[Figure collection entries]
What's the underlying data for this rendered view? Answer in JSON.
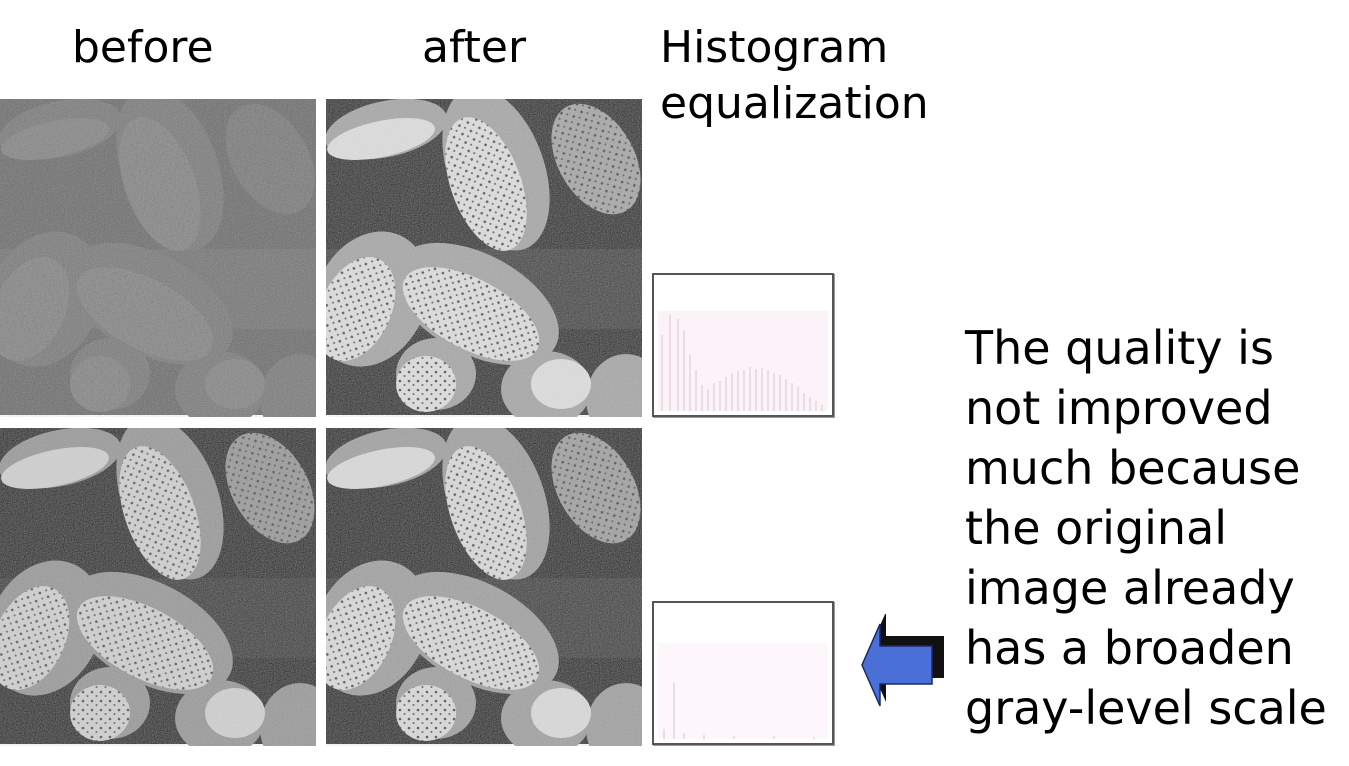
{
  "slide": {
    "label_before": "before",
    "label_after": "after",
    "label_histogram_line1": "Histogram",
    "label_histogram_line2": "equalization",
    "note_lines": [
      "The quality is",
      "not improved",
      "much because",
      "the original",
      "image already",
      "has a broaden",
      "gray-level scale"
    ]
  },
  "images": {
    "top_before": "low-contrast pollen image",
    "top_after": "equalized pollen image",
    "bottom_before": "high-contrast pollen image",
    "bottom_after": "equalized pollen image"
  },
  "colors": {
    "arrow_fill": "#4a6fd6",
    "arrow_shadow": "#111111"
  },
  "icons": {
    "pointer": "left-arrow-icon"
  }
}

:: Task description ::
All of the data above should be transcribed verbatim, with pictures omitted.

:: Exercise output ::
What's the underlying data for this rendered view? Answer in JSON.
{
  "slide": {
    "label_before": "before",
    "label_after": "after",
    "label_histogram_line1": "Histogram",
    "label_histogram_line2": "equalization",
    "note_lines": [
      "The quality is",
      "not improved",
      "much because",
      "the original",
      "image already",
      "has a broaden",
      "gray-level scale"
    ]
  },
  "images": {
    "top_before": "low-contrast pollen image",
    "top_after": "equalized pollen image",
    "bottom_before": "high-contrast pollen image",
    "bottom_after": "equalized pollen image"
  },
  "colors": {
    "arrow_fill": "#4a6fd6",
    "arrow_shadow": "#111111"
  },
  "icons": {
    "pointer": "left-arrow-icon"
  }
}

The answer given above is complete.